TASK REQUIREMENTS:
Gather all lines in the entries that include the word "openshift".

RECORDS SUPPLIED:
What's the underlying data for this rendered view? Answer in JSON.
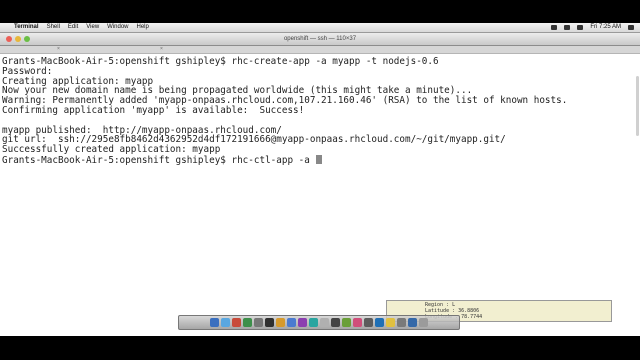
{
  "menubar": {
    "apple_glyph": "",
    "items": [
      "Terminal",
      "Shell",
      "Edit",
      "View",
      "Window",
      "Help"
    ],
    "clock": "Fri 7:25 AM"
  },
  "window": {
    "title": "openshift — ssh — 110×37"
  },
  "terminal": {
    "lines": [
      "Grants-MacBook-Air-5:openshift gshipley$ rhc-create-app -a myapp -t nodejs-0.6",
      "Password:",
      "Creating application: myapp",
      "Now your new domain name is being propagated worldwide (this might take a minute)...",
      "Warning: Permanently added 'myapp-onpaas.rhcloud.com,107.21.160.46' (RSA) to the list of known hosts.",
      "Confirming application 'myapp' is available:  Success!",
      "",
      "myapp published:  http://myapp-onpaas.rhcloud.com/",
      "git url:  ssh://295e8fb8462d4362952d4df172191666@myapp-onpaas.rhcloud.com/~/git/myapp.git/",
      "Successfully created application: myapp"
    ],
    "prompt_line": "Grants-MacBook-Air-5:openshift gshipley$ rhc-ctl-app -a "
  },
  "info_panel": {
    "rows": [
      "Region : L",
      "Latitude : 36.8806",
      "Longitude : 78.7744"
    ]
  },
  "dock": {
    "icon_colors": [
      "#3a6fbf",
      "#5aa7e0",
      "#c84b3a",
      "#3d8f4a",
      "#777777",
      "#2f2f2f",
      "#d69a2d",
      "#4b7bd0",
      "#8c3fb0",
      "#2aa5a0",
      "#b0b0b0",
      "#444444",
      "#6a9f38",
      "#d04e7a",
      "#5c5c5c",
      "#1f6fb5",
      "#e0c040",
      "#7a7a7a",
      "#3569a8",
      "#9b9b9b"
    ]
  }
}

==

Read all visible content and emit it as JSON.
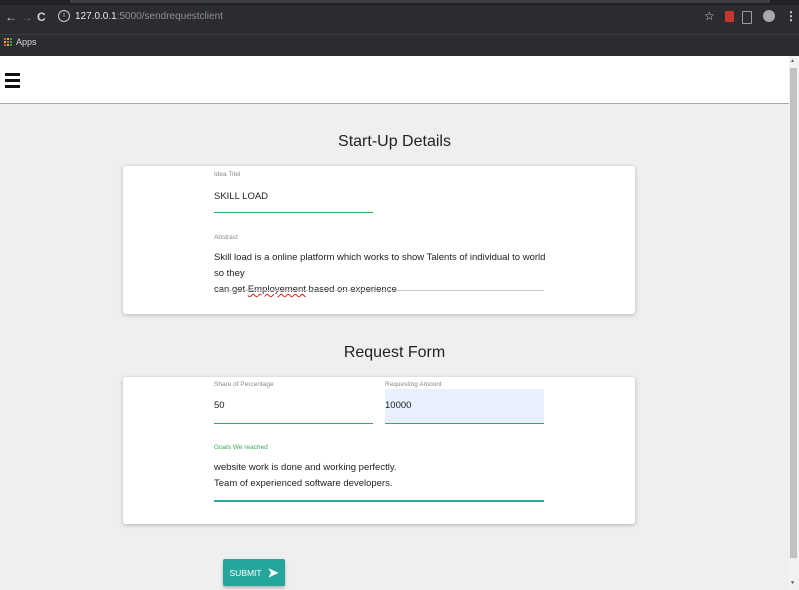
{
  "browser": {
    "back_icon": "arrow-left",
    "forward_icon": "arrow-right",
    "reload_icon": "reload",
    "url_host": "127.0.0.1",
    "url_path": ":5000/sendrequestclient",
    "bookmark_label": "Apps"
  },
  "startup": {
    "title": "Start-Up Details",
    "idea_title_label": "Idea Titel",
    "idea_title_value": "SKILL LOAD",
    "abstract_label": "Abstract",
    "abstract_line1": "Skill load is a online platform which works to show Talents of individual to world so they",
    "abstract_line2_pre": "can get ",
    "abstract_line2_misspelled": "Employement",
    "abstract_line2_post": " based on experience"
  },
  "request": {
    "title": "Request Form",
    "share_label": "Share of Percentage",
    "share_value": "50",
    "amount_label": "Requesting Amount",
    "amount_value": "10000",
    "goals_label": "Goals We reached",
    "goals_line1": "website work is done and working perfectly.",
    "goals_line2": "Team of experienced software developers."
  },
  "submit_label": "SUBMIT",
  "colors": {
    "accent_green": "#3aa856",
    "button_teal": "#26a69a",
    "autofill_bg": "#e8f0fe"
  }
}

TASK RESPONSE:
    "title": "openshift — ssh — 110×37"
      "Grants-MacBook-Air-5:openshift gshipley$ rhc-create-app -a myapp -t nodejs-0.6",
    "prompt_line": "Grants-MacBook-Air-5:openshift gshipley$ rhc-ctl-app -a "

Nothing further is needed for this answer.